Task goal :: Your answer should be a single number: the count of lines that hold the word "Hippocampus".

-- START Data provided --

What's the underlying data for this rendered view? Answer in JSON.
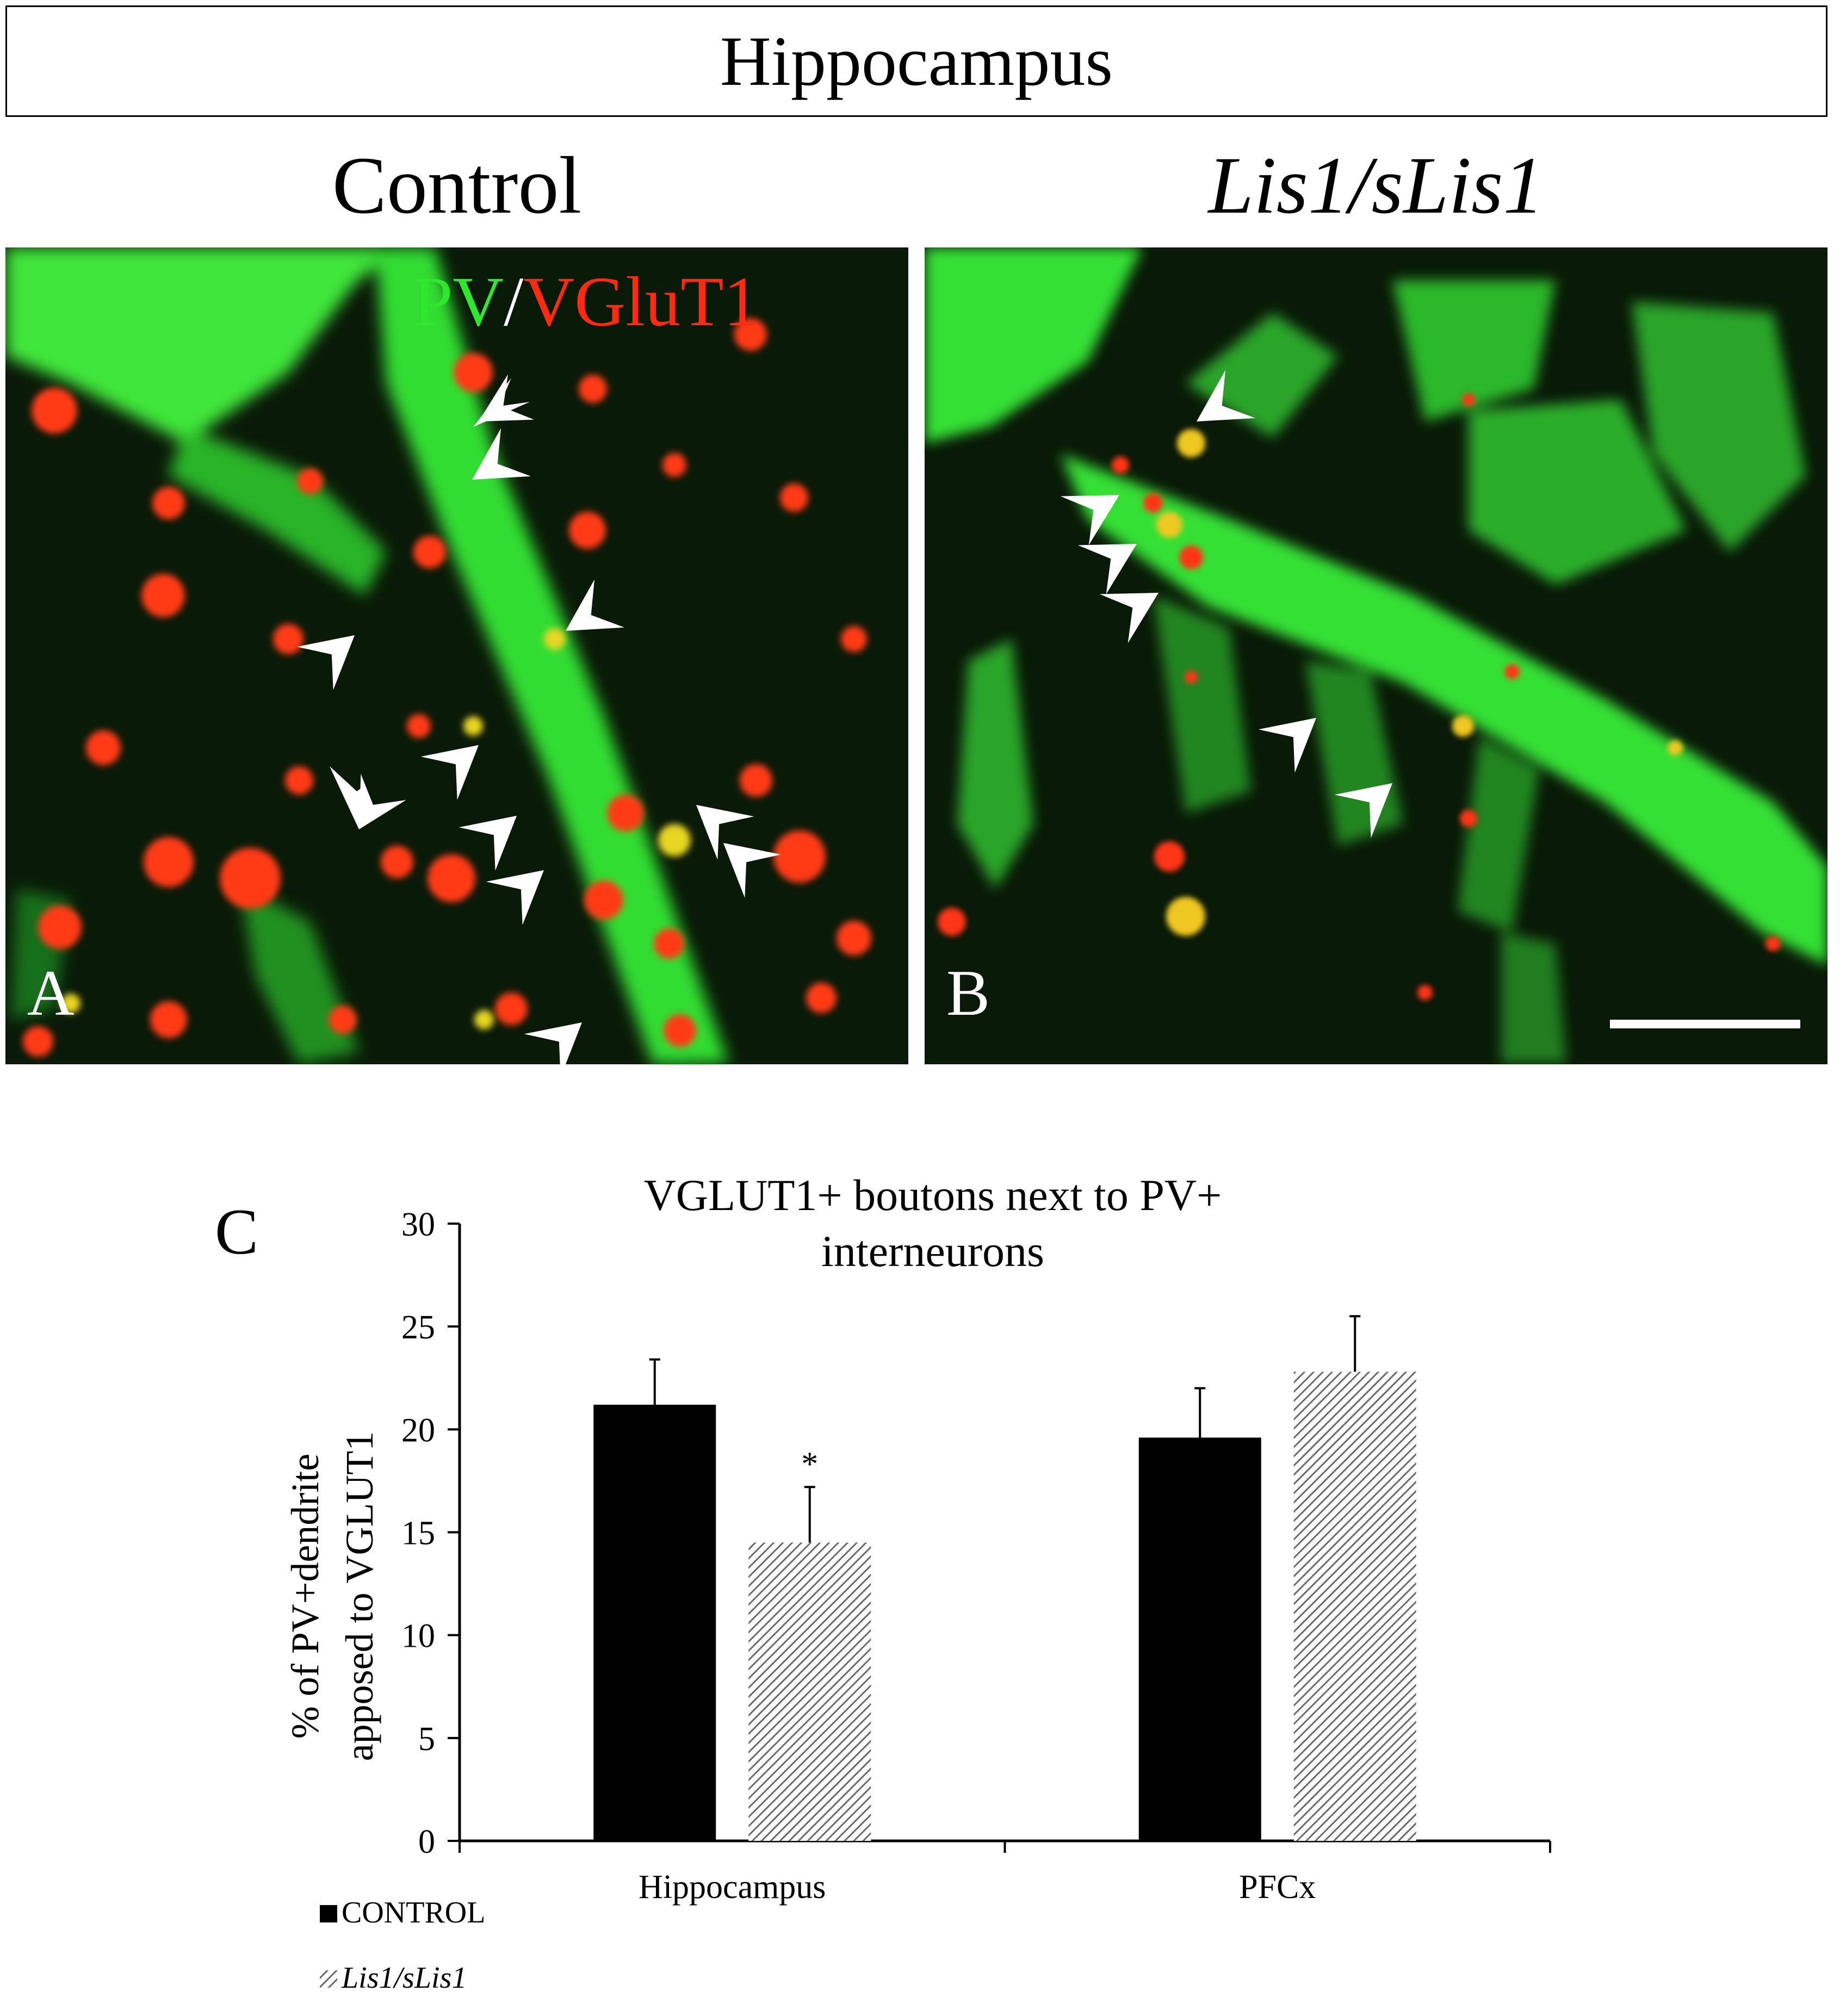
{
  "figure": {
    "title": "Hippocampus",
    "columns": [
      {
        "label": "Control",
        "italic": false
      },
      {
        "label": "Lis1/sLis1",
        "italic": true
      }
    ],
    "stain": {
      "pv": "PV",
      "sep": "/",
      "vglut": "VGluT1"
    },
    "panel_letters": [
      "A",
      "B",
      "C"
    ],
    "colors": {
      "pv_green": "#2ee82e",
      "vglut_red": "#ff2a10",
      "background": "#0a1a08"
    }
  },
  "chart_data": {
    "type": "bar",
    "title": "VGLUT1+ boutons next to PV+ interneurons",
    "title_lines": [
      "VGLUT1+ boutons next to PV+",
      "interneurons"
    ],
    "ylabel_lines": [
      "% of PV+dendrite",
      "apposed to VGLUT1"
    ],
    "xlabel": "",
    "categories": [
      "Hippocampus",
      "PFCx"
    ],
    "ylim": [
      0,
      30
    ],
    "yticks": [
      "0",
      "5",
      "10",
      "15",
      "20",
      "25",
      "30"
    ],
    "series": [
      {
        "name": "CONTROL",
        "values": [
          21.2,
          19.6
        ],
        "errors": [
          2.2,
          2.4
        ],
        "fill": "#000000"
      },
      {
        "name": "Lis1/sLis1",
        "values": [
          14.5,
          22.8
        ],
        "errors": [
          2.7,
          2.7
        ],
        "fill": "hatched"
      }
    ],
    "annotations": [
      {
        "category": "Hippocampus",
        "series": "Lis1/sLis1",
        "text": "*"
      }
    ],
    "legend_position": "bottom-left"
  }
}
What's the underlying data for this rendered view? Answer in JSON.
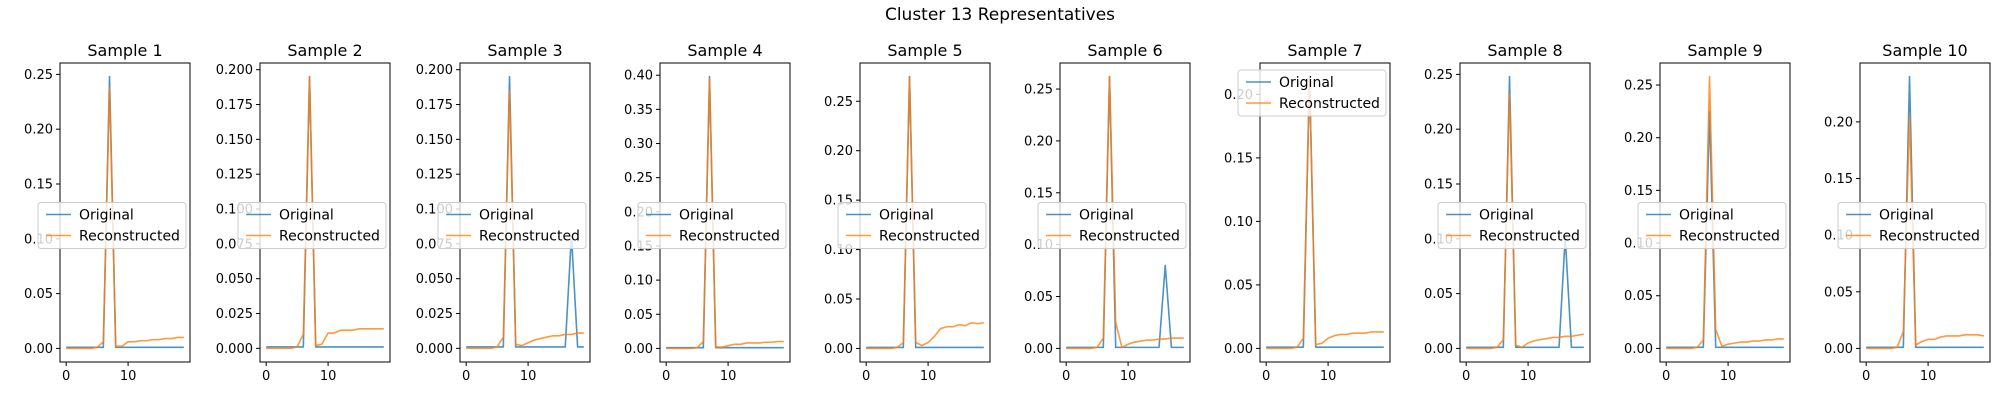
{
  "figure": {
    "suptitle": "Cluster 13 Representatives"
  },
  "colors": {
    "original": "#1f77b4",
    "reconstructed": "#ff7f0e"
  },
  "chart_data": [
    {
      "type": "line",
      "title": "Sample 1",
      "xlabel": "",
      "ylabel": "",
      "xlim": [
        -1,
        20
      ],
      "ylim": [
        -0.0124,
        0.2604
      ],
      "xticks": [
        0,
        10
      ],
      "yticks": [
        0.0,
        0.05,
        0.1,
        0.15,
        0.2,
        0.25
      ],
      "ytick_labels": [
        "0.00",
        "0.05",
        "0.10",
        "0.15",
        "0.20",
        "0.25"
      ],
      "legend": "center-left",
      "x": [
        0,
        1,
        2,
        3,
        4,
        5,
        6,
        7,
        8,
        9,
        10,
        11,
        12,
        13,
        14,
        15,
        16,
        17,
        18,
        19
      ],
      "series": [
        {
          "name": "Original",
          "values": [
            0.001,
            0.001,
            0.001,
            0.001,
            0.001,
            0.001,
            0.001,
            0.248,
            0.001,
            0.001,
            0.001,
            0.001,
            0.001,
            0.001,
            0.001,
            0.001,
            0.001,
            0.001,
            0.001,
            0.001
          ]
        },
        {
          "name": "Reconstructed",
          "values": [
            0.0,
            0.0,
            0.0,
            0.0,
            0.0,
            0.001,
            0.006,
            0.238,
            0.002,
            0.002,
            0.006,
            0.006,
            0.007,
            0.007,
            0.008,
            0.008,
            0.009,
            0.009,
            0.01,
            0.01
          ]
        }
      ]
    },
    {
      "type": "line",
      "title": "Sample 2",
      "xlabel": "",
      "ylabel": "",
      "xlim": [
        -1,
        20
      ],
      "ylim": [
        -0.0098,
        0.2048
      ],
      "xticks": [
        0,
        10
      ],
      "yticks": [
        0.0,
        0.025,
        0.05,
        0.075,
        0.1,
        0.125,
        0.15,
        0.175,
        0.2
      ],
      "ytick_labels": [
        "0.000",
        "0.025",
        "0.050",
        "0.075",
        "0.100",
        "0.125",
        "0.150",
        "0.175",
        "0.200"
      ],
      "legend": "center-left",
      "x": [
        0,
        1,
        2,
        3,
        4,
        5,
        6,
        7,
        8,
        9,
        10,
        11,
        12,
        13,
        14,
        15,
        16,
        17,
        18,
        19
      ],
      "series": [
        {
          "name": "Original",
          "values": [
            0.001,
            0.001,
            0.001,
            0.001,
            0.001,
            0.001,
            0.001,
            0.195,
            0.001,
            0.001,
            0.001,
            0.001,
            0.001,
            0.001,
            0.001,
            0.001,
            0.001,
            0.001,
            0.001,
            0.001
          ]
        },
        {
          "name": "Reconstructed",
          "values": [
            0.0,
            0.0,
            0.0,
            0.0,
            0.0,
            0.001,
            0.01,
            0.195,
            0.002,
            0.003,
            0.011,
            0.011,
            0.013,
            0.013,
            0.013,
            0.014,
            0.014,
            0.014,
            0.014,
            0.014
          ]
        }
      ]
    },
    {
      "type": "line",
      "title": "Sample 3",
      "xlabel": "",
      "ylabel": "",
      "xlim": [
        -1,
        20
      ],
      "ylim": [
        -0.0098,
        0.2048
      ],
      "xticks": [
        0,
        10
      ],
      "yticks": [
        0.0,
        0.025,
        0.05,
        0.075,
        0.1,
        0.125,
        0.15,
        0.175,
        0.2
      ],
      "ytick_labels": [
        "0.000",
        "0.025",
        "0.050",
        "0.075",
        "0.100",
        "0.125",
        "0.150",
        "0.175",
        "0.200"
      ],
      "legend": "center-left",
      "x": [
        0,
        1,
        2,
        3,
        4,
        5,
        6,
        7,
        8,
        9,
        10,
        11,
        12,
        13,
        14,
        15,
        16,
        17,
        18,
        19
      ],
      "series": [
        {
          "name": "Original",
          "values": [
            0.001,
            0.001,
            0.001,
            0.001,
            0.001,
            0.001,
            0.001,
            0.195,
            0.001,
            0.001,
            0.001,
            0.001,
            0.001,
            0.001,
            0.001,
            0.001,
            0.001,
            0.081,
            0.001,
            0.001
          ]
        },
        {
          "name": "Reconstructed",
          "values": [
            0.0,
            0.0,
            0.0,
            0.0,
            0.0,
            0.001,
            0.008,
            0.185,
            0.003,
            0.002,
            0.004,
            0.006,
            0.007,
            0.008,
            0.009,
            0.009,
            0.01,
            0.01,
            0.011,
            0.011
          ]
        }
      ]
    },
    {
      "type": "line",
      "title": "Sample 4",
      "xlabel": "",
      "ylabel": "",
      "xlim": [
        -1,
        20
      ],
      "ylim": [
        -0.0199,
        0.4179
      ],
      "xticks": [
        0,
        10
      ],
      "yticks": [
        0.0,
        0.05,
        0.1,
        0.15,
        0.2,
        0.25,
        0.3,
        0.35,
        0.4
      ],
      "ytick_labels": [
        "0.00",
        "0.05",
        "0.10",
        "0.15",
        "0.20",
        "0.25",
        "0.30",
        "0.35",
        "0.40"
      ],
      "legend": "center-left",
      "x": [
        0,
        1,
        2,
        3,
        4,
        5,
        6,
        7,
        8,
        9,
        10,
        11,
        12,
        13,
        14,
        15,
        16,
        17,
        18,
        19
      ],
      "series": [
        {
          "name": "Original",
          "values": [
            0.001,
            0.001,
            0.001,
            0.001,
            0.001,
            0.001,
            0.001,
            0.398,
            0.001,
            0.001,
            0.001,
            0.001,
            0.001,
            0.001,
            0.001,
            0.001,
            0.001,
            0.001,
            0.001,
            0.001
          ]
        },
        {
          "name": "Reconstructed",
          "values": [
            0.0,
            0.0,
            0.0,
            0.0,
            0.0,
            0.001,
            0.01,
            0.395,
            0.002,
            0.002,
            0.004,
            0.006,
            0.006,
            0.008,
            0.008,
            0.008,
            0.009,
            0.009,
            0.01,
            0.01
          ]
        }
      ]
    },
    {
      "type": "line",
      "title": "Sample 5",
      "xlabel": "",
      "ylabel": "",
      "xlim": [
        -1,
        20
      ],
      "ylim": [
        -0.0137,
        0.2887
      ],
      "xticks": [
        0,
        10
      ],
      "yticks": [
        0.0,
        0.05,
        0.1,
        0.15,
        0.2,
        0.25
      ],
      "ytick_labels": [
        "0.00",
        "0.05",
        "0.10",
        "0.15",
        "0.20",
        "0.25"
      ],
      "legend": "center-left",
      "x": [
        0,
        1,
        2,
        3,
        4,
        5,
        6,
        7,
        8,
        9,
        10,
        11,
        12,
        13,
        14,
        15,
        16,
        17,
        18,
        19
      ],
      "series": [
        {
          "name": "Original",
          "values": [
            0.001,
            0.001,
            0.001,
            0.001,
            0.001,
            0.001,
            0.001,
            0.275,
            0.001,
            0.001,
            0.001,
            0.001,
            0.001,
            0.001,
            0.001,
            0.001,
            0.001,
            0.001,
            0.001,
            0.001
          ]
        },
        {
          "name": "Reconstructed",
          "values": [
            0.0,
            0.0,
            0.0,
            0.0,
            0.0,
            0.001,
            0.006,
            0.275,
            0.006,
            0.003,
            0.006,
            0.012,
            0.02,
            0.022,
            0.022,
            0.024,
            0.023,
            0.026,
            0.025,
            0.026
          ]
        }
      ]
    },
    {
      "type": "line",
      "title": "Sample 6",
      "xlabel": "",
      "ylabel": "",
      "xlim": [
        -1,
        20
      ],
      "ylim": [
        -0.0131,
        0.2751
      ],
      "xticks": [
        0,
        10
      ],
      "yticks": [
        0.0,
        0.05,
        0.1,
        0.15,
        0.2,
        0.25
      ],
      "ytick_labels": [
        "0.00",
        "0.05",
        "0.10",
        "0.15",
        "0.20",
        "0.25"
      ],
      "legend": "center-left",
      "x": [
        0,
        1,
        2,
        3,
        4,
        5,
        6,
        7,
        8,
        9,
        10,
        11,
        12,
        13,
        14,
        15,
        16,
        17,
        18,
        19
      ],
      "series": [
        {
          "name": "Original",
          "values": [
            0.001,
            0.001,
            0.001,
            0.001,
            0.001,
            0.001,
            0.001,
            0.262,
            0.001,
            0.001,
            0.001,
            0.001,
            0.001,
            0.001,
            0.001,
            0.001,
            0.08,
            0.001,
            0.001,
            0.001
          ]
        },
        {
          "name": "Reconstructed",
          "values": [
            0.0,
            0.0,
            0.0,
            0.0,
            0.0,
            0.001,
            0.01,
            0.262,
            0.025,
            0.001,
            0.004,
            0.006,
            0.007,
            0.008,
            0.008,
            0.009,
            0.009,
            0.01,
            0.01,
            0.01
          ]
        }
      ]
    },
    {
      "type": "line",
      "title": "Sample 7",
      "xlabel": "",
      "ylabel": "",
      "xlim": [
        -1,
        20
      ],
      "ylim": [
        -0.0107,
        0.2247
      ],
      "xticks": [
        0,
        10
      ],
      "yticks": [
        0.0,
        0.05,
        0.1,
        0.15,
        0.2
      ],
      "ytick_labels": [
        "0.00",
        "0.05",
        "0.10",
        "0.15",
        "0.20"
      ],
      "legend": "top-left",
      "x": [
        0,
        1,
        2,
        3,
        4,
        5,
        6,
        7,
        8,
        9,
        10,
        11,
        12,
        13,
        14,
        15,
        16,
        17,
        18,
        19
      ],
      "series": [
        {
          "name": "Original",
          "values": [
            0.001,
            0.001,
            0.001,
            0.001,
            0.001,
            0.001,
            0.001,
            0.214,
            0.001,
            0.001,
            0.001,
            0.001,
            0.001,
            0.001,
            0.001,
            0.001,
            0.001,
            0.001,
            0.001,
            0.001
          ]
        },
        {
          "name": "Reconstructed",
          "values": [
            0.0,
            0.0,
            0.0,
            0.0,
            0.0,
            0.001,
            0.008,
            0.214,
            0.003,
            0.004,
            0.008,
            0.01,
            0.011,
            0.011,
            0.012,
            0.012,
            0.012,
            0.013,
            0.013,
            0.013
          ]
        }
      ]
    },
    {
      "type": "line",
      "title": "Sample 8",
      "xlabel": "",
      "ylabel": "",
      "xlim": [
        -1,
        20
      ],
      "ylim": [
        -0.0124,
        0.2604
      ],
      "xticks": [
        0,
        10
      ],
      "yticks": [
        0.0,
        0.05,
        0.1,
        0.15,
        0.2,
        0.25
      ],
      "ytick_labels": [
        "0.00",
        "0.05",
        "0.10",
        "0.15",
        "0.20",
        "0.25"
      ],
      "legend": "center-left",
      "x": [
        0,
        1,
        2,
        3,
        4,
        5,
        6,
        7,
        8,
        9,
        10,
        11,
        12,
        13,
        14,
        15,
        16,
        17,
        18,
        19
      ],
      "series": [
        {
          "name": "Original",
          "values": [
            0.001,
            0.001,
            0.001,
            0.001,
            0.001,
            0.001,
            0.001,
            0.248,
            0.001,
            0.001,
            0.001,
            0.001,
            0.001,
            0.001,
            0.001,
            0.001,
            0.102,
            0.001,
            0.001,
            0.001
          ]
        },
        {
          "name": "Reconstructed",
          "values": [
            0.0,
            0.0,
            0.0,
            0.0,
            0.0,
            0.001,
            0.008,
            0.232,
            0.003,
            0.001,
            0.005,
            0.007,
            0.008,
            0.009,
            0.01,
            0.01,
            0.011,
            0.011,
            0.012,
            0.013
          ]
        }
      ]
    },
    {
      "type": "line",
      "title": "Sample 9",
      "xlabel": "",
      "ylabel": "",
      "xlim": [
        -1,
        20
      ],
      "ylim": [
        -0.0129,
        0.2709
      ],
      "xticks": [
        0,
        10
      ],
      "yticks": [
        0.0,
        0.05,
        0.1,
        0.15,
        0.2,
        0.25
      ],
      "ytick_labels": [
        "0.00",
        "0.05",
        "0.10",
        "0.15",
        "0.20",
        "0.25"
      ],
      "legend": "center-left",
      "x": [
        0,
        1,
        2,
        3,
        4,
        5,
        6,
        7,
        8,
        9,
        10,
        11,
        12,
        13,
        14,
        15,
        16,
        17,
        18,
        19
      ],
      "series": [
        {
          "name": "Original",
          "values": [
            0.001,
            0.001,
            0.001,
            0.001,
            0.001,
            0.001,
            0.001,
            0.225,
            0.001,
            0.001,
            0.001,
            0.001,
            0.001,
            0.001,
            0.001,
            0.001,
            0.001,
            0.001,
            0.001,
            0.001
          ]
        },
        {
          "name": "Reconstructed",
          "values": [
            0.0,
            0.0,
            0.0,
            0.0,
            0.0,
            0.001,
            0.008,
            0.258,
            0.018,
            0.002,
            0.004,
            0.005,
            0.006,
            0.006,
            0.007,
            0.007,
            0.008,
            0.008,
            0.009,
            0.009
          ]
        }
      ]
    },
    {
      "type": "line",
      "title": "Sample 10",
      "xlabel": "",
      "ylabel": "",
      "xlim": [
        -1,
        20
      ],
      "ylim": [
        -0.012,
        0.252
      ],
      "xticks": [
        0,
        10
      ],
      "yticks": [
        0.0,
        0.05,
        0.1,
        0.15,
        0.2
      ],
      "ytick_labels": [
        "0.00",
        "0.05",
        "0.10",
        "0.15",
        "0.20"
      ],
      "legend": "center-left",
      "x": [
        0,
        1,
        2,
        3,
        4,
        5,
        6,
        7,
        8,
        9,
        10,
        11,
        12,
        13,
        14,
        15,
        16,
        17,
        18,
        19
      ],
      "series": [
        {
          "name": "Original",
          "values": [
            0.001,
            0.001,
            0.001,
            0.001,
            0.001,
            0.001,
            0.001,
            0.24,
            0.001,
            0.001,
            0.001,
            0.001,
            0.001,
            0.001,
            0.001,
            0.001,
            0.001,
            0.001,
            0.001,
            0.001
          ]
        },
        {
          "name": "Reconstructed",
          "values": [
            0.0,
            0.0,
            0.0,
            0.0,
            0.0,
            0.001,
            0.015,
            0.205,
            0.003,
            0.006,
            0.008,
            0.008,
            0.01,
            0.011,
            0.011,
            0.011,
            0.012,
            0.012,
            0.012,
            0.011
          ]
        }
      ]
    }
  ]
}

-- END Data provided --

Exercise answer :: 3